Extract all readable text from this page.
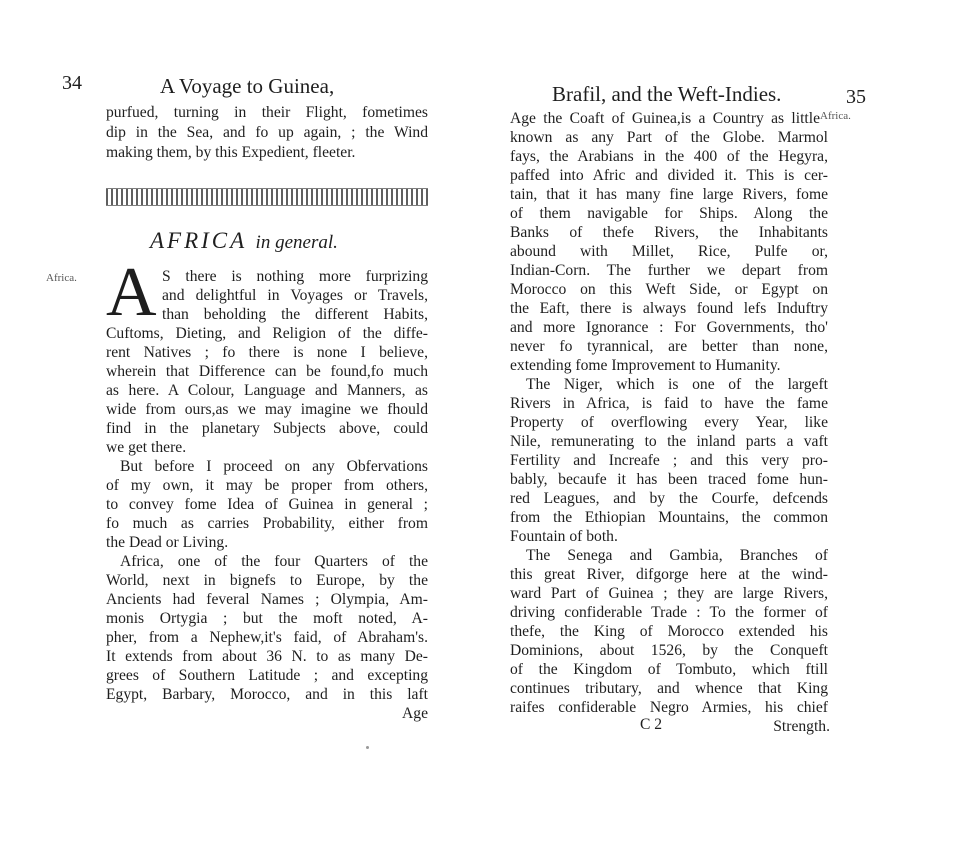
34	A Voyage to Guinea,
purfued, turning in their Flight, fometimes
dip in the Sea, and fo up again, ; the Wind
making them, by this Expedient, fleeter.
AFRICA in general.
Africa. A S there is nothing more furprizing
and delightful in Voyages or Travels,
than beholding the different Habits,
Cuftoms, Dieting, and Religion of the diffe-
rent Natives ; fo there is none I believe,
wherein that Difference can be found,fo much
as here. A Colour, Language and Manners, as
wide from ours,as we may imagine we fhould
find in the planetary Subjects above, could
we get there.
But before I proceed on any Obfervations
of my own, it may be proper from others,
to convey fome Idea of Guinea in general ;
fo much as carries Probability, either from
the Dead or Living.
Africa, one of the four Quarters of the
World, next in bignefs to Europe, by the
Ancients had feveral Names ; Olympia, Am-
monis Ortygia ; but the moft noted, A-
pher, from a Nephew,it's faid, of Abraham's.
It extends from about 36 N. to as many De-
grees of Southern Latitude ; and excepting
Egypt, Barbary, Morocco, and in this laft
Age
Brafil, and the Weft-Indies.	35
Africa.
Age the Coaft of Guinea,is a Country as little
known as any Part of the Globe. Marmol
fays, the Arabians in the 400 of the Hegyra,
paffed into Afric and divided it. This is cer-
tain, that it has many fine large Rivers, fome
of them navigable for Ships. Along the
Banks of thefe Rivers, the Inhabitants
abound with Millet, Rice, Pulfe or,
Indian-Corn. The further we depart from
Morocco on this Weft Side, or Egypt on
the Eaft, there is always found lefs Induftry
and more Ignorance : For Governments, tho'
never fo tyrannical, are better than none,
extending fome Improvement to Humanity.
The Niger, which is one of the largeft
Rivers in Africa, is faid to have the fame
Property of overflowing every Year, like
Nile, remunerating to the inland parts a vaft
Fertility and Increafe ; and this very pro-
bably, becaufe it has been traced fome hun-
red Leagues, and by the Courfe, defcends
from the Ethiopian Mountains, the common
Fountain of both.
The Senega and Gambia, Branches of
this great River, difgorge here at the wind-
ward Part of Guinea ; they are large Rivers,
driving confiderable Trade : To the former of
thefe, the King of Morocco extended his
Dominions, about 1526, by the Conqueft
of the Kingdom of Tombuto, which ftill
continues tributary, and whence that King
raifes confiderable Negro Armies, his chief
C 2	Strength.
========================
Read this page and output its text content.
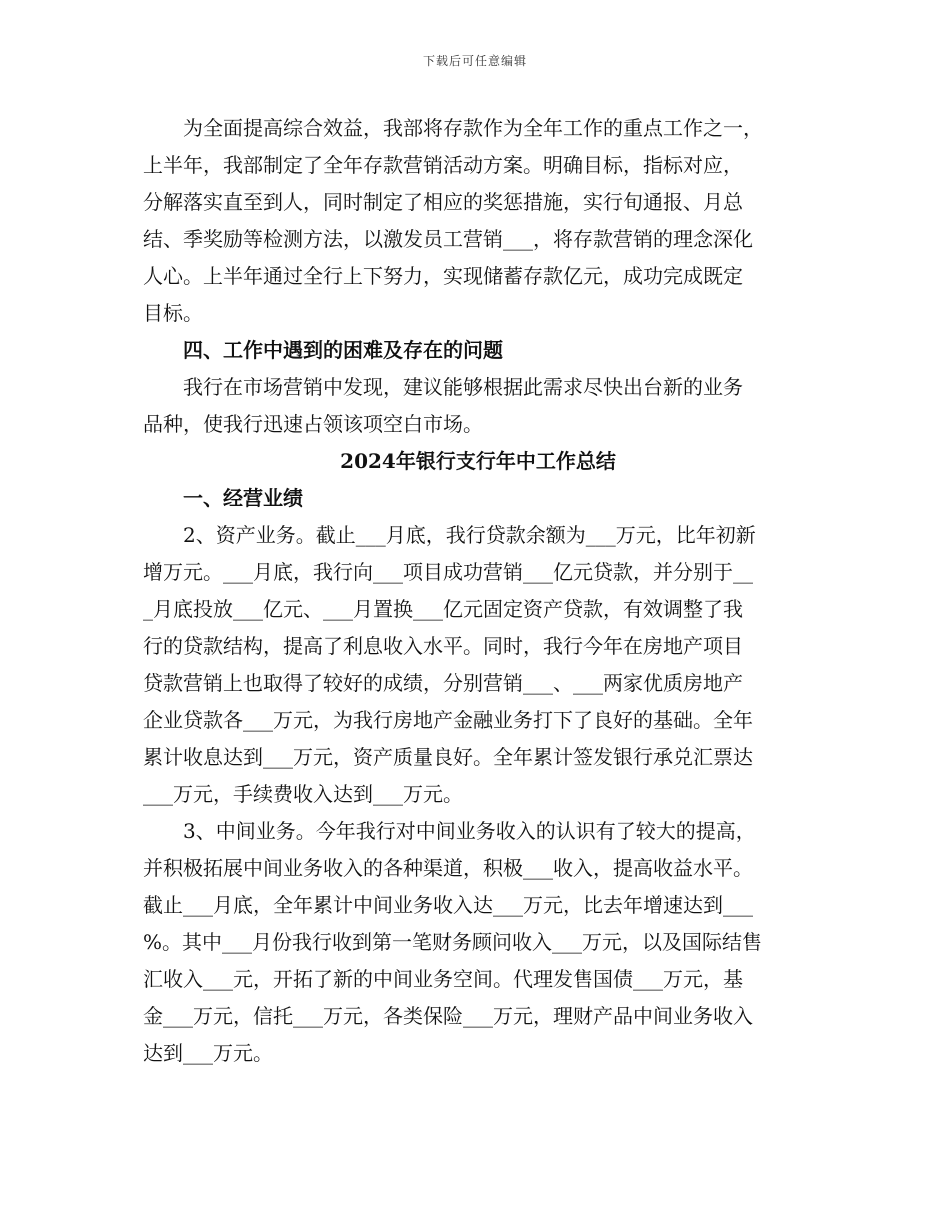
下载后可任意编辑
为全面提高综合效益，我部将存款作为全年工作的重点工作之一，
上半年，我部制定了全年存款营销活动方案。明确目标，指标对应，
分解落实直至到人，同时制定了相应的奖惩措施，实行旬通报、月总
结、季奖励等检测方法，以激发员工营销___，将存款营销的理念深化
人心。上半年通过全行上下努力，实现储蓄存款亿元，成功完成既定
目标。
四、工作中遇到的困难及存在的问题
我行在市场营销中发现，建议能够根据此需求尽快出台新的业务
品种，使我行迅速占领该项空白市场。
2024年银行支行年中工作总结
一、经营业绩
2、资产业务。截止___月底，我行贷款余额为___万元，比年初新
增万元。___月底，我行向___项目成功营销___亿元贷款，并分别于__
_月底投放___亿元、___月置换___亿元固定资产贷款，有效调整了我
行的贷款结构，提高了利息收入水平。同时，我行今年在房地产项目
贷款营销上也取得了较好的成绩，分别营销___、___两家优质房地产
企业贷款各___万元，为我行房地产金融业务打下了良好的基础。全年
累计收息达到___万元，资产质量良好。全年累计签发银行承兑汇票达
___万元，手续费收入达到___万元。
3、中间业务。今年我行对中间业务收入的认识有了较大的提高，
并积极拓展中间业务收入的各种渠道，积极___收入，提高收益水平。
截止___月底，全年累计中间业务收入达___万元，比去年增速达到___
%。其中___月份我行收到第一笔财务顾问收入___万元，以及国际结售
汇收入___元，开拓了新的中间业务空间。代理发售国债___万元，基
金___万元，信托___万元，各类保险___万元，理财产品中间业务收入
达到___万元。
========================
### TO BE DONE
Gather each line in these records that contains the string "found".

### RESULT OF THIS TASK
wherein that Difference can be found,fo much
the Eaft, there is always found lefs Induftry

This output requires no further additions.